YOUR OBJECTIVE
Write out the material exactly. Do not include the pictures.

——

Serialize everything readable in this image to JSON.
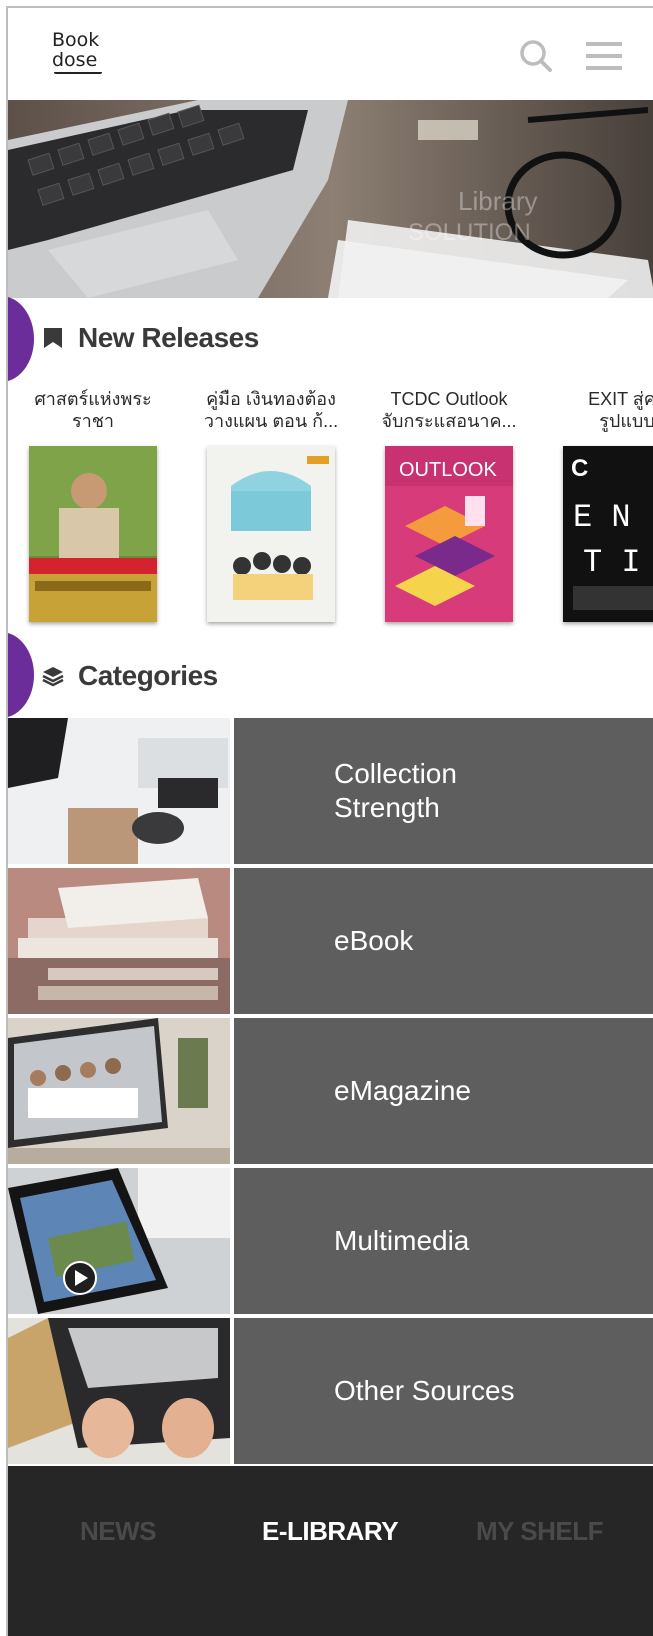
{
  "header": {
    "logo_line1": "Book",
    "logo_line2": "dose",
    "icons": [
      "search-icon",
      "hamburger-menu-icon"
    ]
  },
  "hero": {
    "image": "laptop-keyboard-glasses-desk-photo",
    "watermark_line1": "Library",
    "watermark_line2": "SOLUTION"
  },
  "new_releases": {
    "title": "New Releases",
    "icon": "bookmark-icon",
    "books": [
      {
        "title": "ศาสตร์แห่งพระ\nราชา",
        "cover": "king-portrait-cover"
      },
      {
        "title": "คู่มือ เงินทองต้อง\nวางแผน ตอน ก้...",
        "cover": "money-planning-cover"
      },
      {
        "title": "TCDC Outlook\nจับกระแสอนาค...",
        "cover": "tcdc-outlook-cover"
      },
      {
        "title": "EXIT สู่คว\nรูปแบบ",
        "cover": "exit-cover"
      }
    ]
  },
  "categories": {
    "title": "Categories",
    "icon": "layers-icon",
    "items": [
      {
        "label": "Collection\nStrength",
        "image": "desk-workspace-photo"
      },
      {
        "label": "eBook",
        "image": "book-stack-photo"
      },
      {
        "label": "eMagazine",
        "image": "laptop-people-photo"
      },
      {
        "label": "Multimedia",
        "image": "phone-video-photo"
      },
      {
        "label": "Other Sources",
        "image": "typing-laptop-photo"
      }
    ]
  },
  "bottom_nav": {
    "items": [
      {
        "label": "NEWS",
        "active": false
      },
      {
        "label": "E-LIBRARY",
        "active": true
      },
      {
        "label": "MY SHELF",
        "active": false
      }
    ]
  },
  "colors": {
    "accent_purple": "#6b2d9a",
    "category_bg": "#5e5e5e",
    "nav_bg": "#262626"
  }
}
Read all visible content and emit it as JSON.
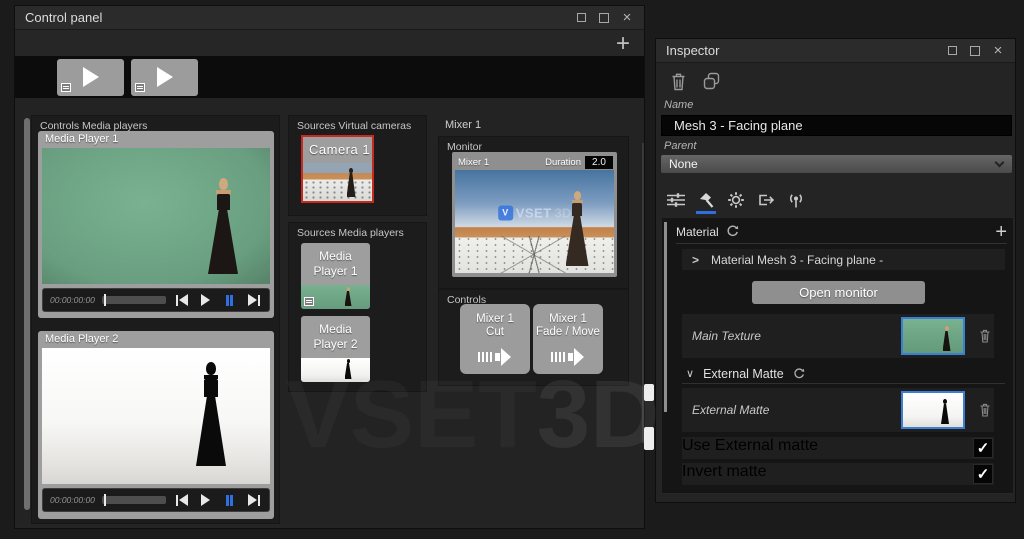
{
  "icons": {
    "close": "×",
    "add": "+",
    "chevron_expand": ">",
    "chevron_open": "∨",
    "check": "✓"
  },
  "watermark": {
    "text_left": "VSET",
    "text_right": "3D"
  },
  "control_panel": {
    "title": "Control panel",
    "groups": {
      "media_players_label": "Controls Media players",
      "virtual_cameras_label": "Sources Virtual cameras",
      "sources_media_label": "Sources Media players",
      "mixer_label": "Mixer 1",
      "monitor_label": "Monitor",
      "controls_label": "Controls"
    },
    "players": [
      {
        "name": "Media Player 1",
        "timecode": "00:00:00:00"
      },
      {
        "name": "Media Player 2",
        "timecode": "00:00:00:00"
      }
    ],
    "camera_source": {
      "name": "Camera 1"
    },
    "media_sources": [
      {
        "line1": "Media",
        "line2": "Player 1"
      },
      {
        "line1": "Media",
        "line2": "Player 2"
      }
    ],
    "mixer": {
      "monitor_title": "Mixer 1",
      "duration_label": "Duration",
      "duration_value": "2.0",
      "logo_badge": "V",
      "logo_text": "VSET",
      "logo_3d": "3D",
      "cut_line1": "Mixer 1",
      "cut_line2": "Cut",
      "fade_line1": "Mixer 1",
      "fade_line2": "Fade / Move"
    }
  },
  "inspector": {
    "title": "Inspector",
    "name_label": "Name",
    "name_value": "Mesh 3 - Facing plane",
    "parent_label": "Parent",
    "parent_value": "None",
    "material_header": "Material",
    "material_item": "Material Mesh 3 - Facing plane -",
    "open_monitor": "Open monitor",
    "main_texture_label": "Main Texture",
    "external_matte_header": "External Matte",
    "external_matte_label": "External Matte",
    "use_external_matte_label": "Use External matte",
    "invert_matte_label": "Invert matte"
  },
  "colors": {
    "accent_blue": "#2f6fe0",
    "selection_red": "#c62a21",
    "thumbnail_border": "#3a7fd5"
  }
}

——

RESULT FOR THIS TASK
Serialize everything readable in this image to JSON.
{
  "header": {
    "logo_line1": "Book",
    "logo_line2": "dose",
    "icons": [
      "search-icon",
      "hamburger-menu-icon"
    ]
  },
  "hero": {
    "image": "laptop-keyboard-glasses-desk-photo",
    "watermark_line1": "Library",
    "watermark_line2": "SOLUTION"
  },
  "new_releases": {
    "title": "New Releases",
    "icon": "bookmark-icon",
    "books": [
      {
        "title": "ศาสตร์แห่งพระ\nราชา",
        "cover": "king-portrait-cover"
      },
      {
        "title": "คู่มือ เงินทองต้อง\nวางแผน ตอน ก้...",
        "cover": "money-planning-cover"
      },
      {
        "title": "TCDC Outlook\nจับกระแสอนาค...",
        "cover": "tcdc-outlook-cover"
      },
      {
        "title": "EXIT สู่คว\nรูปแบบ",
        "cover": "exit-cover"
      }
    ]
  },
  "categories": {
    "title": "Categories",
    "icon": "layers-icon",
    "items": [
      {
        "label": "Collection\nStrength",
        "image": "desk-workspace-photo"
      },
      {
        "label": "eBook",
        "image": "book-stack-photo"
      },
      {
        "label": "eMagazine",
        "image": "laptop-people-photo"
      },
      {
        "label": "Multimedia",
        "image": "phone-video-photo"
      },
      {
        "label": "Other Sources",
        "image": "typing-laptop-photo"
      }
    ]
  },
  "bottom_nav": {
    "items": [
      {
        "label": "NEWS",
        "active": false
      },
      {
        "label": "E-LIBRARY",
        "active": true
      },
      {
        "label": "MY SHELF",
        "active": false
      }
    ]
  },
  "colors": {
    "accent_purple": "#6b2d9a",
    "category_bg": "#5e5e5e",
    "nav_bg": "#262626"
  }
}
Read all visible content and emit it as JSON.
{
  "icons": {
    "close": "×",
    "add": "+",
    "chevron_expand": ">",
    "chevron_open": "∨",
    "check": "✓"
  },
  "watermark": {
    "text_left": "VSET",
    "text_right": "3D"
  },
  "control_panel": {
    "title": "Control panel",
    "groups": {
      "media_players_label": "Controls Media players",
      "virtual_cameras_label": "Sources Virtual cameras",
      "sources_media_label": "Sources Media players",
      "mixer_label": "Mixer 1",
      "monitor_label": "Monitor",
      "controls_label": "Controls"
    },
    "players": [
      {
        "name": "Media Player 1",
        "timecode": "00:00:00:00"
      },
      {
        "name": "Media Player 2",
        "timecode": "00:00:00:00"
      }
    ],
    "camera_source": {
      "name": "Camera 1"
    },
    "media_sources": [
      {
        "line1": "Media",
        "line2": "Player 1"
      },
      {
        "line1": "Media",
        "line2": "Player 2"
      }
    ],
    "mixer": {
      "monitor_title": "Mixer 1",
      "duration_label": "Duration",
      "duration_value": "2.0",
      "logo_badge": "V",
      "logo_text": "VSET",
      "logo_3d": "3D",
      "cut_line1": "Mixer 1",
      "cut_line2": "Cut",
      "fade_line1": "Mixer 1",
      "fade_line2": "Fade / Move"
    }
  },
  "inspector": {
    "title": "Inspector",
    "name_label": "Name",
    "name_value": "Mesh 3 - Facing plane",
    "parent_label": "Parent",
    "parent_value": "None",
    "material_header": "Material",
    "material_item": "Material Mesh 3 - Facing plane -",
    "open_monitor": "Open monitor",
    "main_texture_label": "Main Texture",
    "external_matte_header": "External Matte",
    "external_matte_label": "External Matte",
    "use_external_matte_label": "Use External matte",
    "invert_matte_label": "Invert matte"
  },
  "colors": {
    "accent_blue": "#2f6fe0",
    "selection_red": "#c62a21",
    "thumbnail_border": "#3a7fd5"
  }
}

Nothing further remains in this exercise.